-------- DOCUMENT EXCERPT

Finally, the reservoir water might not even be legally available for this ill-conceived project. The SFPUC has willfully disregarded the following facts:

• San Francisco does not have exclusive use of the water in the City’s “terminal reservoirs” – Sunset, University Mound and Merced Manor. The 2002 State Water Code, Section 73503, requires that the SFPUC distribute water from the terminal reservoirs to customers “on an equitable basis” during any interruption in supply caused by earthquake or other natural or manmade catastrophe.

By law, our locally stored water must be “back flowed” to the 27 peninsula customers (cities) and shared with them in an emergency. By contract, these regional customers have been paying the SFPUC for a portion of the essential repairs and improvements to these reservoirs for many years;

• There is no formula in the State Water Code that defines how much water must be sent to the peninsula customers in an emergency, so the amount of water left in the City for either drinking or for firefighting is not known. The terminal reservoirs hold 79 percent of our stored water and all of it is jointly owned by the City and peninsula customers.

Less than one day’s worth of potable water – 85 million gallons that is locally stored – is exclusively owned by the City;

• By state regulation, years of an extended drought could require a reduction in the volume of water deliveries to local reservoirs, which reduces the amount of potable water available after an earthquake.

We must preserve for human uses the drinking water we have in the City in case of drought restrictions or broken Hetch Hetchy supply lines from earthquakes. Our local reservoirs may not be filled to the brim when an emergency strikes;

• A 2018 engineering report recommended that the SFPUC adopt “Option 12” to retrofit water pipeline mains from the Sunset Reservoir to supply water for fighting fires after an earthquake.

However, it is clear from the report that the consultants were not informed about legal obligations to share Sunset water with peninsula customers in an emergency or the possible restrictions on water delivery during drought years. There are no calculations showing that these reductions in reservoir water were factored into the final recommendation.

The SFPUC misled engineers to believe that all 90 million gallons of the water in the Sunset Reservoir’s North Basin was guaranteed to firefighters. An option to build a pump station at the Pacific Ocean to access this unlimited supply of water to suppress fires was not chosen;

• Fire boats used to pump bay water cannot be used to pump ocean water because strong ocean currents are unsafe for the boats. However, building a small pump station at the ocean can provide all the water firefighters would need and it would be readily available whenever required.

Since 1913, the northeastern and central parts of the City have been protected by the original Auxiliary Water Supply System (AWSS), an independent network of high-pressure, high-volume water pipes and hydrants designed to use the ocean as its primary source of water and is 100 percent dedicated to putting out fires. San Francisco is the only place in the United States with this ingenious system. It works because we are surrounded by water and have designated water tanks to provide stored water as well.

Now it is time to protect the lives and property of the citizens in the western and southern residential neighborhoods by prioritizing expansion of the AWSS network into these underserved areas and by accessing the ocean water at our doorstep.

We can save 15 neighborhoods from catastrophic destruction if we demand that the AWSS be completed now, before a major earthquake strikes, by using the 2020 issue of the ESER bonds to finance it. City bonds must not be wasted on the SFPUC’s plan to replace pipelines to a reservoir that will not serve our firefighters’ need for water.

Tell your supervisor you want real fire protection!

Nancy Wuerfel is a government fiscal analyst and served as a member of the SF Recreation and Park Department’s Open Space Advisory Committee for nine years.

Editor’s note: The SF City Attorney’s Office refutes the State Water Code’s provisions and says the City does not have to provide water to its Peninsula customers after an earthquake.

----------------

◆ YOUR TASK ◆
In the excerpt on San Francisco's emergency water supply, how many gallons of locally stored potable water does the City own exclusively?

-------- SUPPLIED INFORMATION

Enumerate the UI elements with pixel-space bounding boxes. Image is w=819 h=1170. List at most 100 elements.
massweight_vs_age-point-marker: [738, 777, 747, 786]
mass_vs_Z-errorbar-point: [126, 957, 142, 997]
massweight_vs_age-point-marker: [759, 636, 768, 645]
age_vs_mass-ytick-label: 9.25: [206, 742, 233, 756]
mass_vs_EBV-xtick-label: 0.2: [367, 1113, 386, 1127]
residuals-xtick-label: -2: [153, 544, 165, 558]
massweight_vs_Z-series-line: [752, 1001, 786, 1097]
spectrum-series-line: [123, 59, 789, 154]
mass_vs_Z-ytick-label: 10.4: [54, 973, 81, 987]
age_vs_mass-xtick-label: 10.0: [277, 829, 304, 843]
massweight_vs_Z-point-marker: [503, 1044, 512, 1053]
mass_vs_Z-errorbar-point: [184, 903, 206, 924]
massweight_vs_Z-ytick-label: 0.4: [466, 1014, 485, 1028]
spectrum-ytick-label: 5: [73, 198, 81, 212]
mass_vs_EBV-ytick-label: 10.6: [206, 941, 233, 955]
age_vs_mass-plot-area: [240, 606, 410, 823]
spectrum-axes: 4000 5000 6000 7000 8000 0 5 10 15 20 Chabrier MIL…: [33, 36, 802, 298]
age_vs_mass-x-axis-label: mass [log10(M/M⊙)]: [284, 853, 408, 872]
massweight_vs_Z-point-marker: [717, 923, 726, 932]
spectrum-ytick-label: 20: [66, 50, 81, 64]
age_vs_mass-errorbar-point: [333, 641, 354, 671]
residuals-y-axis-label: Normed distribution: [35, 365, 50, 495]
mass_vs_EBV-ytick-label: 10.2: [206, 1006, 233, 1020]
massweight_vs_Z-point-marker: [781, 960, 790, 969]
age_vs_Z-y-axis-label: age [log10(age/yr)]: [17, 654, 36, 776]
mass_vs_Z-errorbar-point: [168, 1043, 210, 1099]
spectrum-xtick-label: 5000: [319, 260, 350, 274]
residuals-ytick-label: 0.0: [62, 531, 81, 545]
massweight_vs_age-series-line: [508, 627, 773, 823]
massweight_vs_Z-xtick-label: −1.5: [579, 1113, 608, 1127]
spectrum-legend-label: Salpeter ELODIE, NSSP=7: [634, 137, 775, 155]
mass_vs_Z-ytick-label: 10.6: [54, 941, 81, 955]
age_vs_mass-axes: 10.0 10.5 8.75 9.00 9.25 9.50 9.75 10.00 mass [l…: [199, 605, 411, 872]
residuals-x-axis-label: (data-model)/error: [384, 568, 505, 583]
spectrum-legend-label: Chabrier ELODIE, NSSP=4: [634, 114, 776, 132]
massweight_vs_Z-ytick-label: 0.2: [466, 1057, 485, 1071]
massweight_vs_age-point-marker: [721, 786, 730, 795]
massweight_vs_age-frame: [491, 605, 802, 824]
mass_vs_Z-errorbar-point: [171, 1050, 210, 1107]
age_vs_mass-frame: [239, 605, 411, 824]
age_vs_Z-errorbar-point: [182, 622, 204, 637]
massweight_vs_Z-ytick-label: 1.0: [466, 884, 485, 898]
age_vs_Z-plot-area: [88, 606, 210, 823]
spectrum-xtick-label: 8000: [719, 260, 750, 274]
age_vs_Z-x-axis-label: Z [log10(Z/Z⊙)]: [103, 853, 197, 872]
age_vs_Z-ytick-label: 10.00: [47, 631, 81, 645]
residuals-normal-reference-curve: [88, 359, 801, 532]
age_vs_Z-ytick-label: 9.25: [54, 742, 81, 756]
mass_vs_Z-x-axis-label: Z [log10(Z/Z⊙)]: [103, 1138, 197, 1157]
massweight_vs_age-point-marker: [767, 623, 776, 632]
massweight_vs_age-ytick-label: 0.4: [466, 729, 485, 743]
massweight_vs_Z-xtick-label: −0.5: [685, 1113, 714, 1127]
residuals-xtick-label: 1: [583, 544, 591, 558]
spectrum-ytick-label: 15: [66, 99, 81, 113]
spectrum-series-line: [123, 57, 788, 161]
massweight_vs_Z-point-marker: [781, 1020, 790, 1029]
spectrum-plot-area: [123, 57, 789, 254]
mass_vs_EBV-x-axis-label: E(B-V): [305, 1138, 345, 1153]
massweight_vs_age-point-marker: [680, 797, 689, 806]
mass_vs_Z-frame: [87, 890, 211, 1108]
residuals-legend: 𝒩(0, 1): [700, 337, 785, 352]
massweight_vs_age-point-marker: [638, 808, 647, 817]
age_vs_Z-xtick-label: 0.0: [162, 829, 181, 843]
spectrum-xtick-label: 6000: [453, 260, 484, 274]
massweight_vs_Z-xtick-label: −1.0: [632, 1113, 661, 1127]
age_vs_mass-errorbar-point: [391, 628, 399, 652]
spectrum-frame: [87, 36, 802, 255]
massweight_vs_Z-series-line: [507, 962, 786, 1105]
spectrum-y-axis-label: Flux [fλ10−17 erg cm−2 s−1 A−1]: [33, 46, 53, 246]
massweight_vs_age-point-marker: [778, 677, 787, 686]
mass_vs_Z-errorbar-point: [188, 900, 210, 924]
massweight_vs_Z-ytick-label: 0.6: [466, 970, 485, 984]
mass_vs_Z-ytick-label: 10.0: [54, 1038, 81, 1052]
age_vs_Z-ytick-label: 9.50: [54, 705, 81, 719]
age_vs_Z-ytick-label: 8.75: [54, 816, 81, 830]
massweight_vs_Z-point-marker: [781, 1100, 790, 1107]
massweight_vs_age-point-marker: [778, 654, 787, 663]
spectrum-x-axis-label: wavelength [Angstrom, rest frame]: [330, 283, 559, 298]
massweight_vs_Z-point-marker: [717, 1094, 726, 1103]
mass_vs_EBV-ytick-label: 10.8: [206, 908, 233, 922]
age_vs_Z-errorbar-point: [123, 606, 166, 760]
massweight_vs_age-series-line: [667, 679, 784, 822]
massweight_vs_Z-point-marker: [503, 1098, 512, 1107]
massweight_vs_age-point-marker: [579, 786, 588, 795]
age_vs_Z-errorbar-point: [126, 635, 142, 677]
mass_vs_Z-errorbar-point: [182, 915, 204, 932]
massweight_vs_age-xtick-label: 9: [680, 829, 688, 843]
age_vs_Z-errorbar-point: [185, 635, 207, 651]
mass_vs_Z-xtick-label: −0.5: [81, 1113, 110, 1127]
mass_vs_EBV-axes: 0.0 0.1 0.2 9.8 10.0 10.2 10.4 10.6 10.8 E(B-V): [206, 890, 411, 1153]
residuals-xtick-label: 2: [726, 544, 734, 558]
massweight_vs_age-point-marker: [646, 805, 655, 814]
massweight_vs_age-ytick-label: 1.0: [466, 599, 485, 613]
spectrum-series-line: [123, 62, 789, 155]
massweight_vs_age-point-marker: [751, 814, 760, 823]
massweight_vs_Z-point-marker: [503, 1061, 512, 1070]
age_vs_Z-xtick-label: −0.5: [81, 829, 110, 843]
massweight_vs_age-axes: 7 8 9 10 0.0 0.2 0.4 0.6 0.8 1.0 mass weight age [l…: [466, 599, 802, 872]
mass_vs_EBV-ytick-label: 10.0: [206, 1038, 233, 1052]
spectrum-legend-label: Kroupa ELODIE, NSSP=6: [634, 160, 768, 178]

----------------

◆ EXERCISE OUTPUT ◆
85 million gallons, less than one day's worth.